Exercise aim: Of all the lines in the records below, how many hold the word "mešani"? Give the number alone.

*** Dataset

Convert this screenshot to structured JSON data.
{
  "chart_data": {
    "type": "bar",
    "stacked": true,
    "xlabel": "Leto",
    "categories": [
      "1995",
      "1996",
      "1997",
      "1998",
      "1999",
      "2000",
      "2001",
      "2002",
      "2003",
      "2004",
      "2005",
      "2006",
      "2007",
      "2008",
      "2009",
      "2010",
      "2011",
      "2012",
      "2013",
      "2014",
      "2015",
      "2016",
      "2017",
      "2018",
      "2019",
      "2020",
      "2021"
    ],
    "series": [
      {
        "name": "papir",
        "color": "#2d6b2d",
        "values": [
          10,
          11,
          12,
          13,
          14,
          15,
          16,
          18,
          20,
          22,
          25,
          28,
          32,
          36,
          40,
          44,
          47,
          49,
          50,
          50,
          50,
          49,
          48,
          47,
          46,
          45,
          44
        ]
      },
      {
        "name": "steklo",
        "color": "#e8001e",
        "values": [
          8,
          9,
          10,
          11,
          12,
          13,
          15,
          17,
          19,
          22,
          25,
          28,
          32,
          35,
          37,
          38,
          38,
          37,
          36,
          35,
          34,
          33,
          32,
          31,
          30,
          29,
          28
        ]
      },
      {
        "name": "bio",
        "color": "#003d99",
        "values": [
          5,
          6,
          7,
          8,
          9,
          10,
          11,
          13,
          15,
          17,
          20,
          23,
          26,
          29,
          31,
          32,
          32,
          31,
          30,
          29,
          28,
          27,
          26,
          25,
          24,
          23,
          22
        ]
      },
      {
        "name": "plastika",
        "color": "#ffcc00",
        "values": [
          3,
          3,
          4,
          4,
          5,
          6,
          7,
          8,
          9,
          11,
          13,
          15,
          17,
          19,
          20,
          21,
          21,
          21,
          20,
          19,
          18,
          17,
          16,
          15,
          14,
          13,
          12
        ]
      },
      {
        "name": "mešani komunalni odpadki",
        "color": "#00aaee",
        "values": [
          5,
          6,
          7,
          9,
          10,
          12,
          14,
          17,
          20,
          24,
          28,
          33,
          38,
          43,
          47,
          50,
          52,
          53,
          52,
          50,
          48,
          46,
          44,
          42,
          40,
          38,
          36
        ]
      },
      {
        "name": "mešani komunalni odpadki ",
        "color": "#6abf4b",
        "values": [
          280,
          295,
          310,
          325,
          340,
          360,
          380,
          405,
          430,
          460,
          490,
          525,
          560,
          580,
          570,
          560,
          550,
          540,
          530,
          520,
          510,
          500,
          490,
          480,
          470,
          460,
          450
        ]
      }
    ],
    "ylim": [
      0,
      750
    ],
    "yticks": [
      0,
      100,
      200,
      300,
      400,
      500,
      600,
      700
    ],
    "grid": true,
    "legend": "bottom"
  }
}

******

Solved problem: 2